PROBLEM 1: Return the passage of the text on multicore game development from "My second project" up to and including "on a new CPU.", copied verbatim.
PROBLEM 2: In the text on multicore game development, list every part of the engine that early multithreaded games processed in separate threads.

TEXT SECTION:
◆ ◆ ◆ ◆ ◆ ◆ ◆

Game Development on Multicore

My second project I did at Hochschule der Medien Stuttgart was to explore different parallelization techniques and to test their use for game development. At this project I worked together with my classmate Kay Plößer. The idea to make this project had our professor Walter Kriha.

In the past traditional games used a single-threaded loop to process events and to render the world. This was fine as long as CPUs had only one core. The life for programmers was easier. If the processing power for a game was not enough, developers just had to wait until the next faster CPU with a higher clock speed was released. It was fact that the same code would run faster on a new CPU.

With the introduction of the multicore processors this free lunch was over. The performance improvement of new CPUs was no longer achieved with a higher clock speed. Instead performance improvements have been established through multicore architecture and hyper threading. This led to a fundamental change in software development as well as in game development.

First multithreading in games was done with separating the different parts of the engine in threads. Processing for game mechanics, rendering, physics, networking, artificial intelligence and sounds were done in different threads. The advantage of this approach was that existing game code could be reused. Just find the parts of your game engine which act independent of each other and put them into different threads.

◆ ◆ ◆ ◆ ◆ ◆ ◆

LISTING:

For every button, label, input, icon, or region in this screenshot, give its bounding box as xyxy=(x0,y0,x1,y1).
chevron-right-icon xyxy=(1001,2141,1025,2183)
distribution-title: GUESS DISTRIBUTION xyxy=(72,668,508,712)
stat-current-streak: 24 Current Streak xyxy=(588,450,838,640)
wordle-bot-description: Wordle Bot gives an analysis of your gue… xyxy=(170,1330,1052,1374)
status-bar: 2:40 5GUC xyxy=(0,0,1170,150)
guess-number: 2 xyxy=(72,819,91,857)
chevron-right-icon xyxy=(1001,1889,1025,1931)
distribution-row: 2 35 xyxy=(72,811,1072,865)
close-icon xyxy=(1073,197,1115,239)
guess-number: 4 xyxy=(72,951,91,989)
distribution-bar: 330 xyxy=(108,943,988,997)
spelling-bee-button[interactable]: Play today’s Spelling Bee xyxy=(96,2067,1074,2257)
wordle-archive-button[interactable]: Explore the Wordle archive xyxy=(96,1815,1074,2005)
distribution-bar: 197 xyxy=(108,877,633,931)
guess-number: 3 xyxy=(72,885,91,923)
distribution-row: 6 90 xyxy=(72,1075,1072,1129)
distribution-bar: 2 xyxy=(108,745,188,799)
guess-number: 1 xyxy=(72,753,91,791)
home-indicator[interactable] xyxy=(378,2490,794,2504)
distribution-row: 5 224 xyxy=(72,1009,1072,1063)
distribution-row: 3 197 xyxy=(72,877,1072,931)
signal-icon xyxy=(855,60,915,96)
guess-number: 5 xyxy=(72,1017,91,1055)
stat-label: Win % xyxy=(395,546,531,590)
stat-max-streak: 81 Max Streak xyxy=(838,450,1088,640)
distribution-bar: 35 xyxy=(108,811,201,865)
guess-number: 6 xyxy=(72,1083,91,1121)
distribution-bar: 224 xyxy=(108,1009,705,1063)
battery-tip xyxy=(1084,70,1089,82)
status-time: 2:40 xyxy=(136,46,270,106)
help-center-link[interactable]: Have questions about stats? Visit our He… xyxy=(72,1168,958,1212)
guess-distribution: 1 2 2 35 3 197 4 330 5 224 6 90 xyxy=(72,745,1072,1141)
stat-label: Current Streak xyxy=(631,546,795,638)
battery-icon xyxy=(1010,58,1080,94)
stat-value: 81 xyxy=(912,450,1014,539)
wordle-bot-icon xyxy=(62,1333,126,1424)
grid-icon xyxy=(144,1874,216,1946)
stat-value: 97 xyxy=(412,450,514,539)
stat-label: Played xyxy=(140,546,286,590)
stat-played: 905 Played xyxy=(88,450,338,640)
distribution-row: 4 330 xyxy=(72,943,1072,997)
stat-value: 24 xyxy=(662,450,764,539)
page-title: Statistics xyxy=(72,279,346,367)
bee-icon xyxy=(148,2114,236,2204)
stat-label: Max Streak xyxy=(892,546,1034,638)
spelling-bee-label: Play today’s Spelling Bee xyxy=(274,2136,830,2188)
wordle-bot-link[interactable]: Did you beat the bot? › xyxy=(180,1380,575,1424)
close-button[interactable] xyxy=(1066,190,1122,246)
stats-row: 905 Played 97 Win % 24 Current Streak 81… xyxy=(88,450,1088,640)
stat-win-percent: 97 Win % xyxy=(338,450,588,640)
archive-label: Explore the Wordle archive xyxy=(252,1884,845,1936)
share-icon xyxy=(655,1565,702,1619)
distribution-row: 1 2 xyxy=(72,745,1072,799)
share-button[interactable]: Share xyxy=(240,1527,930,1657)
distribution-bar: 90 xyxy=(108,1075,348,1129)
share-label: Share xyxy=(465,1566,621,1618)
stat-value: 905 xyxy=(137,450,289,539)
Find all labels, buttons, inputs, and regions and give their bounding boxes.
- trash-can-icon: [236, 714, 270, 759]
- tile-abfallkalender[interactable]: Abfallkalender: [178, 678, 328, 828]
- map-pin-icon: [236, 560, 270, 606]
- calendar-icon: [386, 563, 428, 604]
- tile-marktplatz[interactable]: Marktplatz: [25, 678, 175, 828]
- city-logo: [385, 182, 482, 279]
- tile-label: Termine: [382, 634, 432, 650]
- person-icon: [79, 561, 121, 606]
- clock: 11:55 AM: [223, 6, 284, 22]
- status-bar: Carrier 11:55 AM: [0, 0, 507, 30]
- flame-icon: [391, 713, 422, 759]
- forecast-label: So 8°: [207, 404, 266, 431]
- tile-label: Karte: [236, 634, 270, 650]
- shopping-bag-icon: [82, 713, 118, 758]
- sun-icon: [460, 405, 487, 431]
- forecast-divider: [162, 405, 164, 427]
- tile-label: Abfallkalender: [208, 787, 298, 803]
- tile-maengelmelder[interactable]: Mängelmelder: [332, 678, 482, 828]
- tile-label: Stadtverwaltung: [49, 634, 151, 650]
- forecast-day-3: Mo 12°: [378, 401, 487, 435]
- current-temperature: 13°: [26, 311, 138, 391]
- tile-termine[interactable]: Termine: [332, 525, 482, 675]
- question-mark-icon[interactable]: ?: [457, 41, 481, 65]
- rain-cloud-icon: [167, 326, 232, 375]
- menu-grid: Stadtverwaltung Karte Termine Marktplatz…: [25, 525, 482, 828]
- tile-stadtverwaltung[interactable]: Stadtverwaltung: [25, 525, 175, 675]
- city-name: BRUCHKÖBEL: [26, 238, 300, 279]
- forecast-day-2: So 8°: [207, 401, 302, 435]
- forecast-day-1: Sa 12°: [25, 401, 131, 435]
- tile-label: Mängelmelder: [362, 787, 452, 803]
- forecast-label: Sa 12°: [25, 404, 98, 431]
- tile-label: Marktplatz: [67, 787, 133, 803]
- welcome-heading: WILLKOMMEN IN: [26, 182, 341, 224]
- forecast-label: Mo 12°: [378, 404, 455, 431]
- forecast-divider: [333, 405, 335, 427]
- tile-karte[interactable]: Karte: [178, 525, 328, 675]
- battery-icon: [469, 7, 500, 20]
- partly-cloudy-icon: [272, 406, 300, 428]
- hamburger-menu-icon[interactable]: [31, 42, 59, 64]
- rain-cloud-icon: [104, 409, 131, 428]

◆ ◆ ◆ ◆ ◆ ◆ ◆

RESULT 1:
My second project I did at Hochschule der Medien Stuttgart was to explore different parallelization techniques and to test their use for game development. At this project I worked together with my classmate Kay Plößer. The idea to make this project had our professor Walter Kriha.

In the past traditional games used a single-threaded loop to process events and to render the world. This was fine as long as CPUs had only one core. The life for programmers was easier. If the processing power for a game was not enough, developers just had to wait until the next faster CPU with a higher clock speed was released. It was fact that the same code would run faster on a new CPU.

RESULT 2:
- game mechanics
- rendering
- physics
- networking
- artificial intelligence
- sounds